[Start TASK MATERIAL]

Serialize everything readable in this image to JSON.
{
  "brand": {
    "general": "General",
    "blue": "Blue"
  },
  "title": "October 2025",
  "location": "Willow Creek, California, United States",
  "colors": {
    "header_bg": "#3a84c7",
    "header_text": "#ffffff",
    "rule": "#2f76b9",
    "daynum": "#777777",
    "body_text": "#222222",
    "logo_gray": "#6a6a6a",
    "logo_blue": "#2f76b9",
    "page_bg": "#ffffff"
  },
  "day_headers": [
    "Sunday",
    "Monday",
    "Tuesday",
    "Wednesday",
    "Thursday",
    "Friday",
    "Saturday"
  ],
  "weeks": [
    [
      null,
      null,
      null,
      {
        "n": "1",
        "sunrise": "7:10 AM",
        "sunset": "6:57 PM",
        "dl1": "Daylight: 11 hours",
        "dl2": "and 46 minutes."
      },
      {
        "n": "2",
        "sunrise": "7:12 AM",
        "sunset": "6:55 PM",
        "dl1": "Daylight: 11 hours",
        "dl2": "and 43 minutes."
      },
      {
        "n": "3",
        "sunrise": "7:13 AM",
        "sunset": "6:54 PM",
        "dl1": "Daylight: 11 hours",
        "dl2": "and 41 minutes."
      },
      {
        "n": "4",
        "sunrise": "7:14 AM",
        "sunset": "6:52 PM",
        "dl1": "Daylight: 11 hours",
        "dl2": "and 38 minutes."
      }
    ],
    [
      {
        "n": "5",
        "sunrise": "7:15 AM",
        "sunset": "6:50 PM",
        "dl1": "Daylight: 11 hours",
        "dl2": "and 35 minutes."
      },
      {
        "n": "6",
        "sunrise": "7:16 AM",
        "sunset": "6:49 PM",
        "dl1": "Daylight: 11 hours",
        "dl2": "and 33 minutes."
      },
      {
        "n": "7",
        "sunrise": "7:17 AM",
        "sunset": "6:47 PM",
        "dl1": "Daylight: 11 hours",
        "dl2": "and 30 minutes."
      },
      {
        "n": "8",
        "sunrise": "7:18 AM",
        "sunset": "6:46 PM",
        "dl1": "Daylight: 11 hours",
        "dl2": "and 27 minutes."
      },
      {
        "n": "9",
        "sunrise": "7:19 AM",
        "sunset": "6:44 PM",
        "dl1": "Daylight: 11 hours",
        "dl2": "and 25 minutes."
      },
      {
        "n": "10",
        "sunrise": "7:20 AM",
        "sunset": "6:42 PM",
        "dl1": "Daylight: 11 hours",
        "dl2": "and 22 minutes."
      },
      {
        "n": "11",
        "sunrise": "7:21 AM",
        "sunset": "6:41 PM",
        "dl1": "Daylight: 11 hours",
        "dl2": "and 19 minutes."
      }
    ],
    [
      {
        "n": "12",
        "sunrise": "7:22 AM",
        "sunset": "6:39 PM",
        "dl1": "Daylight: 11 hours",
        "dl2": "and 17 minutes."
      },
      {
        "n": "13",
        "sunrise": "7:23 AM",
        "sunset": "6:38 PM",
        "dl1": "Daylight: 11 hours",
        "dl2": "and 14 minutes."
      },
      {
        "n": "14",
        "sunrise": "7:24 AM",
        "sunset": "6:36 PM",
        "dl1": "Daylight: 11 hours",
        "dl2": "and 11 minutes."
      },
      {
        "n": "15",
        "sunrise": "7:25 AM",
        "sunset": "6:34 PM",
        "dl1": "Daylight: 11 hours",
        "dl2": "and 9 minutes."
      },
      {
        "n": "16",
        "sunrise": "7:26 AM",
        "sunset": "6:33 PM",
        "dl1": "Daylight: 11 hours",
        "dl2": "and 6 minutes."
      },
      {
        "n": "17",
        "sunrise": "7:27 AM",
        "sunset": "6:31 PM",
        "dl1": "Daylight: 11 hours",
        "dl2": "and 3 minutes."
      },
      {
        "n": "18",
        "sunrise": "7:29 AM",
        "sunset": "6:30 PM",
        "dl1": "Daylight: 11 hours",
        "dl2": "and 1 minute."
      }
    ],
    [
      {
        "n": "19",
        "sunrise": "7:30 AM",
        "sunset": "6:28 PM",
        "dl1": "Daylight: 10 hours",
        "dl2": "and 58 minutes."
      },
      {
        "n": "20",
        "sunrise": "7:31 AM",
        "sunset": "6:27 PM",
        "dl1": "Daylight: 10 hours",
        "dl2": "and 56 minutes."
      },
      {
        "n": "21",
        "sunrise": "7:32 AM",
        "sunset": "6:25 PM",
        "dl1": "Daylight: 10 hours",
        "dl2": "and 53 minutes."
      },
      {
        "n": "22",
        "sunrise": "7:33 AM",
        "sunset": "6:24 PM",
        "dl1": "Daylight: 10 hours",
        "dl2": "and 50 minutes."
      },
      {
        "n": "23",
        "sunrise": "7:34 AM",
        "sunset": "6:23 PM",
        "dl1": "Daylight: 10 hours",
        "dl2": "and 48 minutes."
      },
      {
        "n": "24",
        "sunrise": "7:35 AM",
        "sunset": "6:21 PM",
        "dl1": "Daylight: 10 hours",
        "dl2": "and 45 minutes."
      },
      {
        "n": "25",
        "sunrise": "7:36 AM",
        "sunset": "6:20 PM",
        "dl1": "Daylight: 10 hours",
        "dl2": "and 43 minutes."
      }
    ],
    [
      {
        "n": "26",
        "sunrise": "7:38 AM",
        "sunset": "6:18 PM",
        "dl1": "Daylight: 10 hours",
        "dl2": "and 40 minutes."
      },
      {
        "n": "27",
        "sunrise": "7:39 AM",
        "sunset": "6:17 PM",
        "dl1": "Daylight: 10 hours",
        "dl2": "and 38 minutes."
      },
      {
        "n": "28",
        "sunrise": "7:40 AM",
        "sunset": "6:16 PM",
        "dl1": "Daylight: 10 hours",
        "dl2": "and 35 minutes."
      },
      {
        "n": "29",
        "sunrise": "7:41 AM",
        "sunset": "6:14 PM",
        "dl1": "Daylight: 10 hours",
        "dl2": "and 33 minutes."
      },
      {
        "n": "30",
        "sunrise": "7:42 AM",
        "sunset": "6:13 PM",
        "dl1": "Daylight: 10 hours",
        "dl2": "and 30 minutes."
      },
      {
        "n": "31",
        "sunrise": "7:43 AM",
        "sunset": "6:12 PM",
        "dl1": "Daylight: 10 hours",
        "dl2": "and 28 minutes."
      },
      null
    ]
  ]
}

[End TASK MATERIAL]

▶ **PROBLEM DESCRIPTION**
Transcribe the material exactly as it reads.

▶ **TASK SOLUTION**
Serialize everything readable in this image to JSON.
{
  "brand": {
    "general": "General",
    "blue": "Blue"
  },
  "title": "October 2025",
  "location": "Willow Creek, California, United States",
  "colors": {
    "header_bg": "#3a84c7",
    "header_text": "#ffffff",
    "rule": "#2f76b9",
    "daynum": "#777777",
    "body_text": "#222222",
    "logo_gray": "#6a6a6a",
    "logo_blue": "#2f76b9",
    "page_bg": "#ffffff"
  },
  "day_headers": [
    "Sunday",
    "Monday",
    "Tuesday",
    "Wednesday",
    "Thursday",
    "Friday",
    "Saturday"
  ],
  "weeks": [
    [
      null,
      null,
      null,
      {
        "n": "1",
        "sunrise": "7:10 AM",
        "sunset": "6:57 PM",
        "dl1": "Daylight: 11 hours",
        "dl2": "and 46 minutes."
      },
      {
        "n": "2",
        "sunrise": "7:12 AM",
        "sunset": "6:55 PM",
        "dl1": "Daylight: 11 hours",
        "dl2": "and 43 minutes."
      },
      {
        "n": "3",
        "sunrise": "7:13 AM",
        "sunset": "6:54 PM",
        "dl1": "Daylight: 11 hours",
        "dl2": "and 41 minutes."
      },
      {
        "n": "4",
        "sunrise": "7:14 AM",
        "sunset": "6:52 PM",
        "dl1": "Daylight: 11 hours",
        "dl2": "and 38 minutes."
      }
    ],
    [
      {
        "n": "5",
        "sunrise": "7:15 AM",
        "sunset": "6:50 PM",
        "dl1": "Daylight: 11 hours",
        "dl2": "and 35 minutes."
      },
      {
        "n": "6",
        "sunrise": "7:16 AM",
        "sunset": "6:49 PM",
        "dl1": "Daylight: 11 hours",
        "dl2": "and 33 minutes."
      },
      {
        "n": "7",
        "sunrise": "7:17 AM",
        "sunset": "6:47 PM",
        "dl1": "Daylight: 11 hours",
        "dl2": "and 30 minutes."
      },
      {
        "n": "8",
        "sunrise": "7:18 AM",
        "sunset": "6:46 PM",
        "dl1": "Daylight: 11 hours",
        "dl2": "and 27 minutes."
      },
      {
        "n": "9",
        "sunrise": "7:19 AM",
        "sunset": "6:44 PM",
        "dl1": "Daylight: 11 hours",
        "dl2": "and 25 minutes."
      },
      {
        "n": "10",
        "sunrise": "7:20 AM",
        "sunset": "6:42 PM",
        "dl1": "Daylight: 11 hours",
        "dl2": "and 22 minutes."
      },
      {
        "n": "11",
        "sunrise": "7:21 AM",
        "sunset": "6:41 PM",
        "dl1": "Daylight: 11 hours",
        "dl2": "and 19 minutes."
      }
    ],
    [
      {
        "n": "12",
        "sunrise": "7:22 AM",
        "sunset": "6:39 PM",
        "dl1": "Daylight: 11 hours",
        "dl2": "and 17 minutes."
      },
      {
        "n": "13",
        "sunrise": "7:23 AM",
        "sunset": "6:38 PM",
        "dl1": "Daylight: 11 hours",
        "dl2": "and 14 minutes."
      },
      {
        "n": "14",
        "sunrise": "7:24 AM",
        "sunset": "6:36 PM",
        "dl1": "Daylight: 11 hours",
        "dl2": "and 11 minutes."
      },
      {
        "n": "15",
        "sunrise": "7:25 AM",
        "sunset": "6:34 PM",
        "dl1": "Daylight: 11 hours",
        "dl2": "and 9 minutes."
      },
      {
        "n": "16",
        "sunrise": "7:26 AM",
        "sunset": "6:33 PM",
        "dl1": "Daylight: 11 hours",
        "dl2": "and 6 minutes."
      },
      {
        "n": "17",
        "sunrise": "7:27 AM",
        "sunset": "6:31 PM",
        "dl1": "Daylight: 11 hours",
        "dl2": "and 3 minutes."
      },
      {
        "n": "18",
        "sunrise": "7:29 AM",
        "sunset": "6:30 PM",
        "dl1": "Daylight: 11 hours",
        "dl2": "and 1 minute."
      }
    ],
    [
      {
        "n": "19",
        "sunrise": "7:30 AM",
        "sunset": "6:28 PM",
        "dl1": "Daylight: 10 hours",
        "dl2": "and 58 minutes."
      },
      {
        "n": "20",
        "sunrise": "7:31 AM",
        "sunset": "6:27 PM",
        "dl1": "Daylight: 10 hours",
        "dl2": "and 56 minutes."
      },
      {
        "n": "21",
        "sunrise": "7:32 AM",
        "sunset": "6:25 PM",
        "dl1": "Daylight: 10 hours",
        "dl2": "and 53 minutes."
      },
      {
        "n": "22",
        "sunrise": "7:33 AM",
        "sunset": "6:24 PM",
        "dl1": "Daylight: 10 hours",
        "dl2": "and 50 minutes."
      },
      {
        "n": "23",
        "sunrise": "7:34 AM",
        "sunset": "6:23 PM",
        "dl1": "Daylight: 10 hours",
        "dl2": "and 48 minutes."
      },
      {
        "n": "24",
        "sunrise": "7:35 AM",
        "sunset": "6:21 PM",
        "dl1": "Daylight: 10 hours",
        "dl2": "and 45 minutes."
      },
      {
        "n": "25",
        "sunrise": "7:36 AM",
        "sunset": "6:20 PM",
        "dl1": "Daylight: 10 hours",
        "dl2": "and 43 minutes."
      }
    ],
    [
      {
        "n": "26",
        "sunrise": "7:38 AM",
        "sunset": "6:18 PM",
        "dl1": "Daylight: 10 hours",
        "dl2": "and 40 minutes."
      },
      {
        "n": "27",
        "sunrise": "7:39 AM",
        "sunset": "6:17 PM",
        "dl1": "Daylight: 10 hours",
        "dl2": "and 38 minutes."
      },
      {
        "n": "28",
        "sunrise": "7:40 AM",
        "sunset": "6:16 PM",
        "dl1": "Daylight: 10 hours",
        "dl2": "and 35 minutes."
      },
      {
        "n": "29",
        "sunrise": "7:41 AM",
        "sunset": "6:14 PM",
        "dl1": "Daylight: 10 hours",
        "dl2": "and 33 minutes."
      },
      {
        "n": "30",
        "sunrise": "7:42 AM",
        "sunset": "6:13 PM",
        "dl1": "Daylight: 10 hours",
        "dl2": "and 30 minutes."
      },
      {
        "n": "31",
        "sunrise": "7:43 AM",
        "sunset": "6:12 PM",
        "dl1": "Daylight: 10 hours",
        "dl2": "and 28 minutes."
      },
      null
    ]
  ]
}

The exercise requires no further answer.